**Entries from a dataset:**
* * *
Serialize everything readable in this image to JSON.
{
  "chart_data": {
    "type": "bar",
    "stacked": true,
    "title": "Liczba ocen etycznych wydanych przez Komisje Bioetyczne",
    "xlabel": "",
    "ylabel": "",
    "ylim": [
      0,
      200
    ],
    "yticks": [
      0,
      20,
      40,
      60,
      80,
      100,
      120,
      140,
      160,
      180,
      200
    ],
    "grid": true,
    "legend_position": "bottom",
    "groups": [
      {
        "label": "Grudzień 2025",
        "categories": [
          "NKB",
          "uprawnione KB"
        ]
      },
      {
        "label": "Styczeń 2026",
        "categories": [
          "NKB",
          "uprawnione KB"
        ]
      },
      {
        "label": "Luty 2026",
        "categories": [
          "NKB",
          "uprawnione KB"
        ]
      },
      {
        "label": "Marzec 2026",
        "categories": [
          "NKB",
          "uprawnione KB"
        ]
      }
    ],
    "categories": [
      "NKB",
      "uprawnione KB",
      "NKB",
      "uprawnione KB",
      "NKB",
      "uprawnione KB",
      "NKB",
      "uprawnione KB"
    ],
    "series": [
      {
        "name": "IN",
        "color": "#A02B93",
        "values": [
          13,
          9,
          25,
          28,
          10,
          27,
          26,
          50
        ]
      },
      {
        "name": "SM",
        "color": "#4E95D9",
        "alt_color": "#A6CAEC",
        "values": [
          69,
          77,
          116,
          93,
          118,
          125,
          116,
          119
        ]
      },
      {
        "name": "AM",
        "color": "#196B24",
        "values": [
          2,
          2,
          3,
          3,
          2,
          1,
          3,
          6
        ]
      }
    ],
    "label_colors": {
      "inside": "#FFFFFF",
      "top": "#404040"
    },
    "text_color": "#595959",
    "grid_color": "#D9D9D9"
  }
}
* * *
**Written task:** Give the entries again in full, exactly as they are written.

**Solution to the exercise:**
Serialize everything readable in this image to JSON.
{
  "chart_data": {
    "type": "bar",
    "stacked": true,
    "title": "Liczba ocen etycznych wydanych przez Komisje Bioetyczne",
    "xlabel": "",
    "ylabel": "",
    "ylim": [
      0,
      200
    ],
    "yticks": [
      0,
      20,
      40,
      60,
      80,
      100,
      120,
      140,
      160,
      180,
      200
    ],
    "grid": true,
    "legend_position": "bottom",
    "groups": [
      {
        "label": "Grudzień 2025",
        "categories": [
          "NKB",
          "uprawnione KB"
        ]
      },
      {
        "label": "Styczeń 2026",
        "categories": [
          "NKB",
          "uprawnione KB"
        ]
      },
      {
        "label": "Luty 2026",
        "categories": [
          "NKB",
          "uprawnione KB"
        ]
      },
      {
        "label": "Marzec 2026",
        "categories": [
          "NKB",
          "uprawnione KB"
        ]
      }
    ],
    "categories": [
      "NKB",
      "uprawnione KB",
      "NKB",
      "uprawnione KB",
      "NKB",
      "uprawnione KB",
      "NKB",
      "uprawnione KB"
    ],
    "series": [
      {
        "name": "IN",
        "color": "#A02B93",
        "values": [
          13,
          9,
          25,
          28,
          10,
          27,
          26,
          50
        ]
      },
      {
        "name": "SM",
        "color": "#4E95D9",
        "alt_color": "#A6CAEC",
        "values": [
          69,
          77,
          116,
          93,
          118,
          125,
          116,
          119
        ]
      },
      {
        "name": "AM",
        "color": "#196B24",
        "values": [
          2,
          2,
          3,
          3,
          2,
          1,
          3,
          6
        ]
      }
    ],
    "label_colors": {
      "inside": "#FFFFFF",
      "top": "#404040"
    },
    "text_color": "#595959",
    "grid_color": "#D9D9D9"
  }
}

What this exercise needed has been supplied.